DESCRIPTION OF THE TASK:
Repeat the records verbatim and leave the pictures out of your copy.
»»
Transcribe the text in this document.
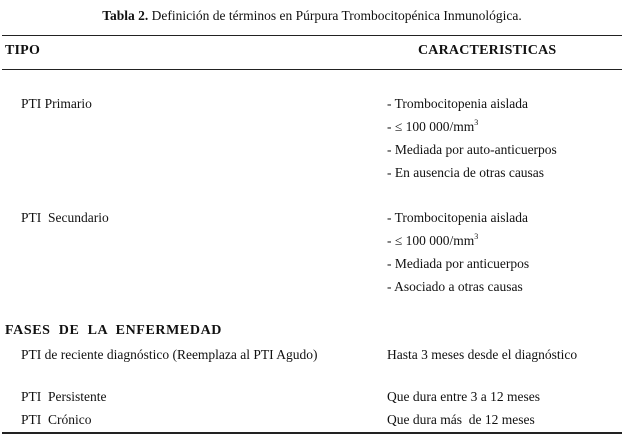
Tabla 2. Definición de términos en Púrpura Trombocitopénica Inmunológica.
TIPO	CARACTERISTICAS
PTI Primario	- Trombocitopenia aislada
- ≤ 100 $000/mm^3$
- Mediada por auto-anticuerpos
- En ausencia de otras causas
PTI  Secundario	- Trombocitopenia aislada
- ≤ 100 $000/mm^3$
- Mediada por anticuerpos
- Asociado a otras causas
FASES  DE  LA  ENFERMEDAD
PTI de reciente diagnóstico (Reemplaza al PTI Agudo)	Hasta 3 meses desde el diagnóstico
PTI  Persistente	Que dura entre 3 a 12 meses
PTI  Crónico	Que dura más  de 12 meses
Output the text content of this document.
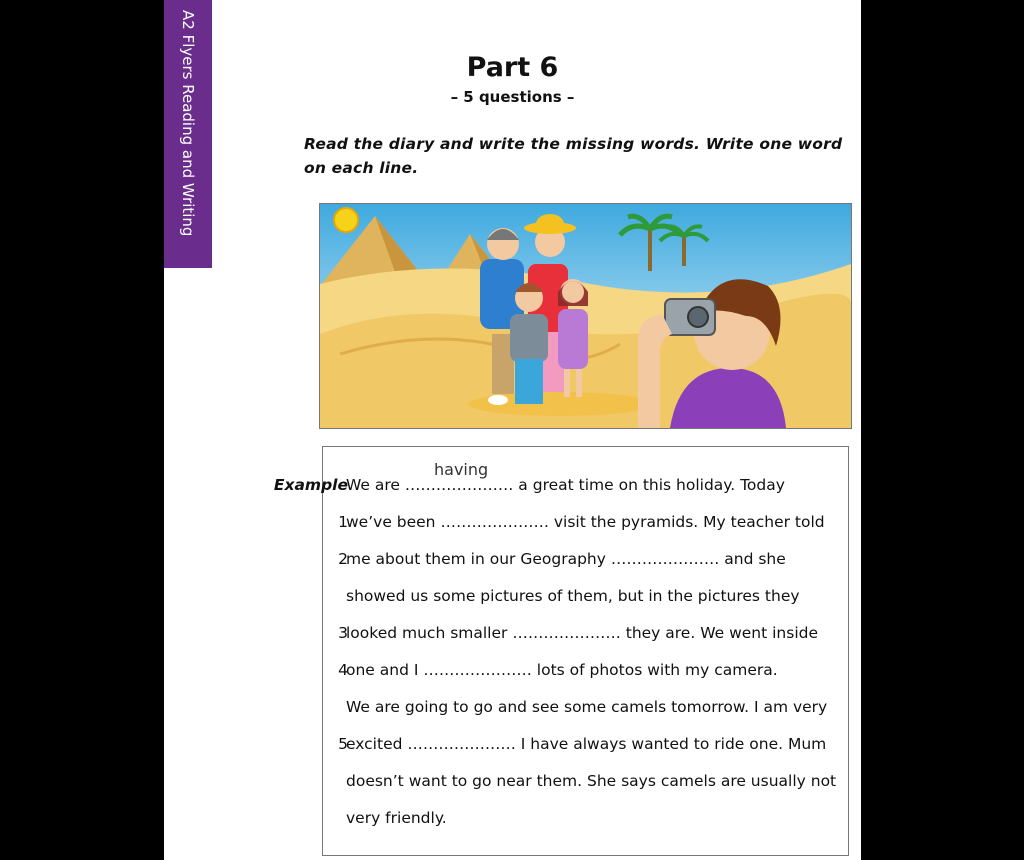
A2 Flyers Reading and Writing	Part 6
– 5 questions –
Read the diary and write the missing words. Write one word on each line.
Example
We are ………………… a great time on this holiday. Today
having
1
we’ve been ………………… visit the pyramids. My teacher told
2
me about them in our Geography ………………… and she
showed us some pictures of them, but in the pictures they
3
looked much smaller ………………… they are. We went inside
4
one and I ………………… lots of photos with my camera.
We are going to go and see some camels tomorrow. I am very
5
excited ………………… I have always wanted to ride one. Mum
doesn’t want to go near them. She says camels are usually not
very friendly.
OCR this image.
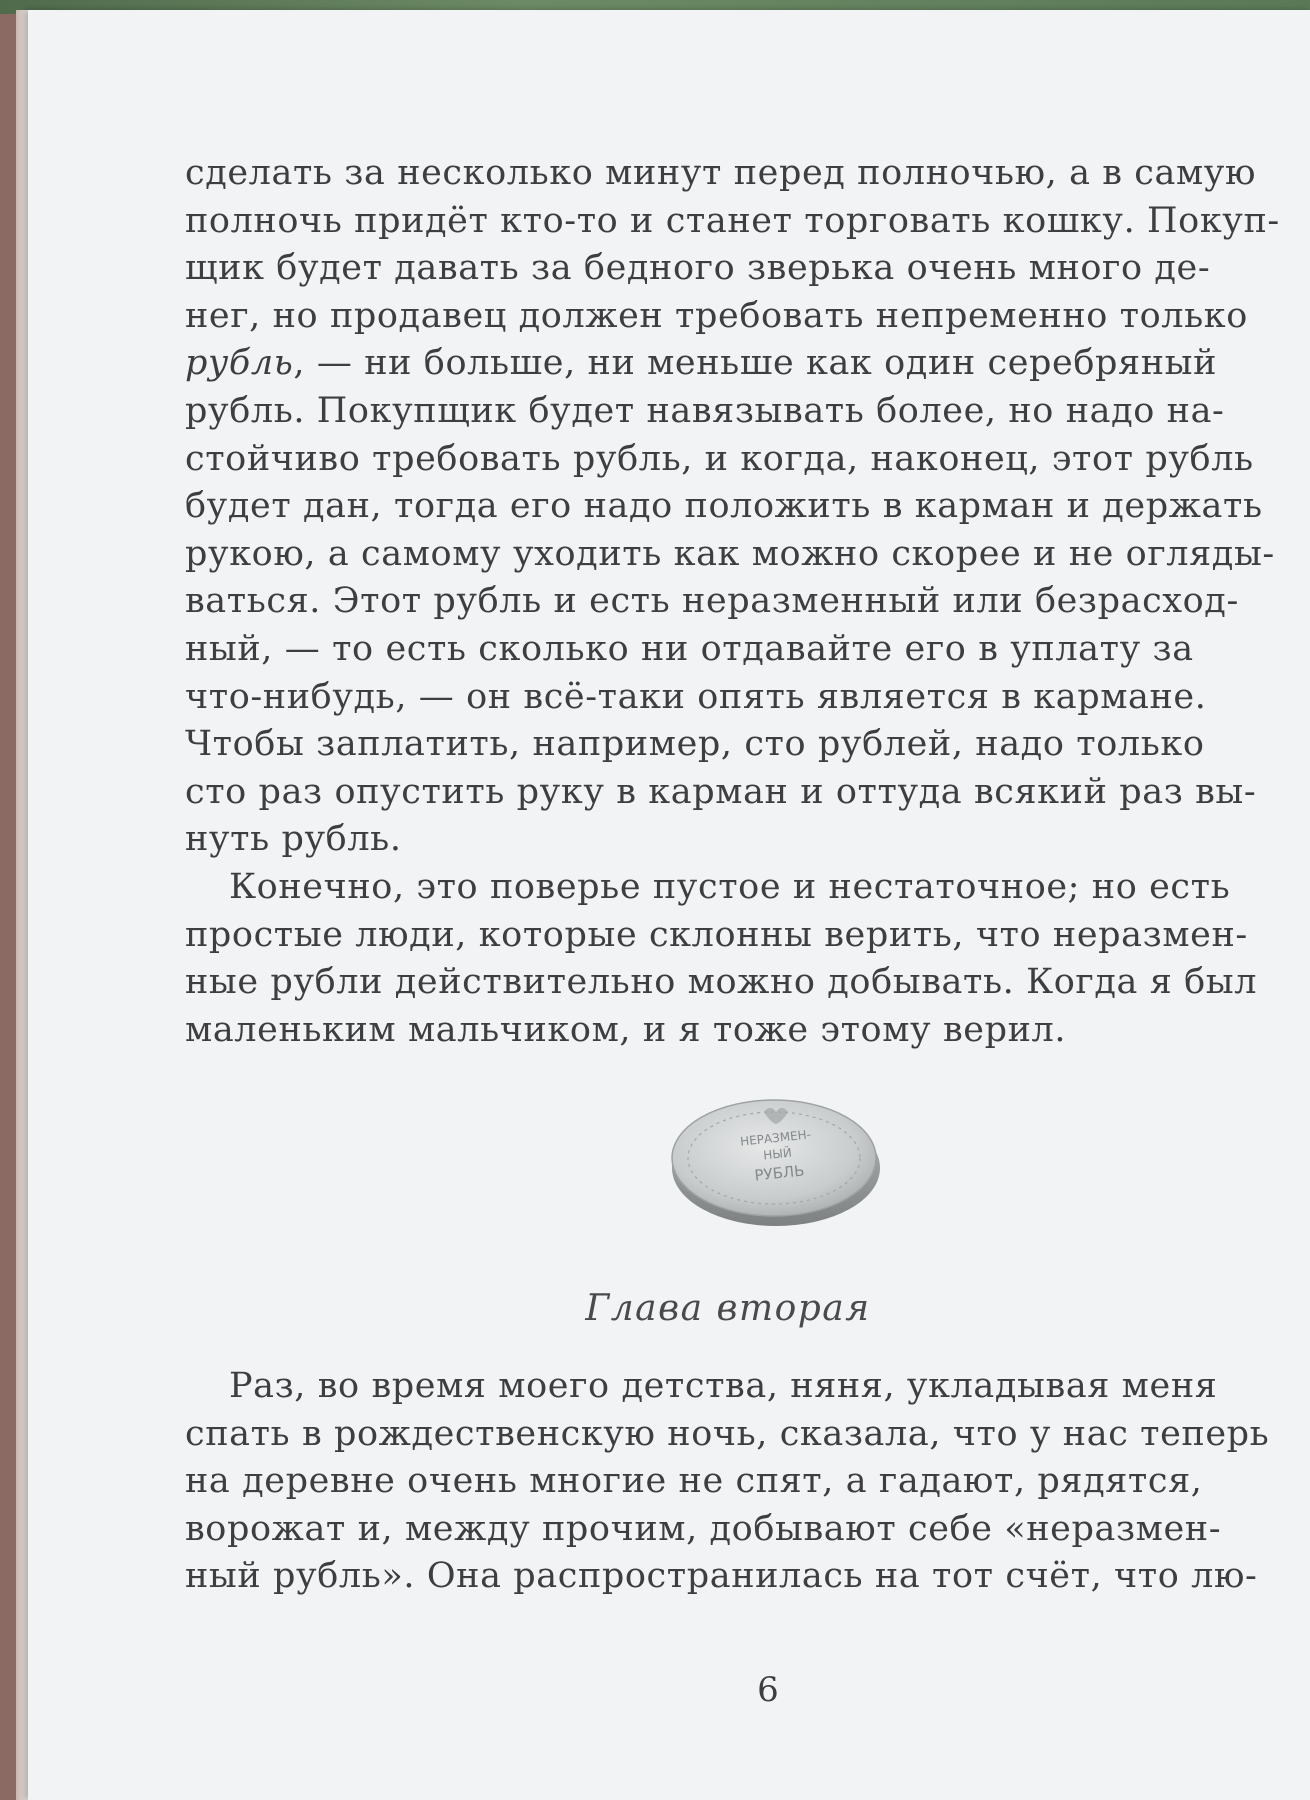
сделать за несколько минут перед полночью, а в самую
полночь придёт кто-то и станет торговать кошку. Покуп-
щик будет давать за бедного зверька очень много де-
нег, но продавец должен требовать непременно только
рубль, — ни больше, ни меньше как один серебряный
рубль. Покупщик будет навязывать более, но надо на-
стойчиво требовать рубль, и когда, наконец, этот рубль
будет дан, тогда его надо положить в карман и держать
рукою, а самому уходить как можно скорее и не огляды-
ваться. Этот рубль и есть неразменный или безрасход-
ный, — то есть сколько ни отдавайте его в уплату за
что-нибудь, — он всё-таки опять является в кармане.
Чтобы заплатить, например, сто рублей, надо только
сто раз опустить руку в карман и оттуда всякий раз вы-
нуть рубль.
Конечно, это поверье пустое и нестаточное; но есть
простые люди, которые склонны верить, что неразмен-
ные рубли действительно можно добывать. Когда я был
маленьким мальчиком, и я тоже этому верил.
НЕРАЗМЕН-
НЫЙ
РУБЛЬ
Глава вторая
Раз, во время моего детства, няня, укладывая меня
спать в рождественскую ночь, сказала, что у нас теперь
на деревне очень многие не спят, а гадают, рядятся,
ворожат и, между прочим, добывают себе «неразмен-
ный рубль». Она распространилась на тот счёт, что лю-
6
««
THE SOLUTION:
Transcribe the text in this document.
Tabla 2. Definición de términos en Púrpura Trombocitopénica Inmunológica.
TIPO	CARACTERISTICAS
PTI Primario	- Trombocitopenia aislada
- ≤ 100 $000/mm^3$
- Mediada por auto-anticuerpos
- En ausencia de otras causas
PTI  Secundario	- Trombocitopenia aislada
- ≤ 100 $000/mm^3$
- Mediada por anticuerpos
- Asociado a otras causas
FASES  DE  LA  ENFERMEDAD
PTI de reciente diagnóstico (Reemplaza al PTI Agudo)	Hasta 3 meses desde el diagnóstico
PTI  Persistente	Que dura entre 3 a 12 meses
PTI  Crónico	Que dura más  de 12 meses
Output the text content of this document.
A2 Flyers Reading and Writing	Part 6
– 5 questions –
Read the diary and write the missing words. Write one word on each line.
Example
We are ………………… a great time on this holiday. Today
having
1
we’ve been ………………… visit the pyramids. My teacher told
2
me about them in our Geography ………………… and she
showed us some pictures of them, but in the pictures they
3
looked much smaller ………………… they are. We went inside
4
one and I ………………… lots of photos with my camera.
We are going to go and see some camels tomorrow. I am very
5
excited ………………… I have always wanted to ride one. Mum
doesn’t want to go near them. She says camels are usually not
very friendly.
OCR this image.
сделать за несколько минут перед полночью, а в самую
полночь придёт кто-то и станет торговать кошку. Покуп-
щик будет давать за бедного зверька очень много де-
нег, но продавец должен требовать непременно только
рубль, — ни больше, ни меньше как один серебряный
рубль. Покупщик будет навязывать более, но надо на-
стойчиво требовать рубль, и когда, наконец, этот рубль
будет дан, тогда его надо положить в карман и держать
рукою, а самому уходить как можно скорее и не огляды-
ваться. Этот рубль и есть неразменный или безрасход-
ный, — то есть сколько ни отдавайте его в уплату за
что-нибудь, — он всё-таки опять является в кармане.
Чтобы заплатить, например, сто рублей, надо только
сто раз опустить руку в карман и оттуда всякий раз вы-
нуть рубль.
Конечно, это поверье пустое и нестаточное; но есть
простые люди, которые склонны верить, что неразмен-
ные рубли действительно можно добывать. Когда я был
маленьким мальчиком, и я тоже этому верил.
НЕРАЗМЕН-
НЫЙ
РУБЛЬ
Глава вторая
Раз, во время моего детства, няня, укладывая меня
спать в рождественскую ночь, сказала, что у нас теперь
на деревне очень многие не спят, а гадают, рядятся,
ворожат и, между прочим, добывают себе «неразмен-
ный рубль». Она распространилась на тот счёт, что лю-
6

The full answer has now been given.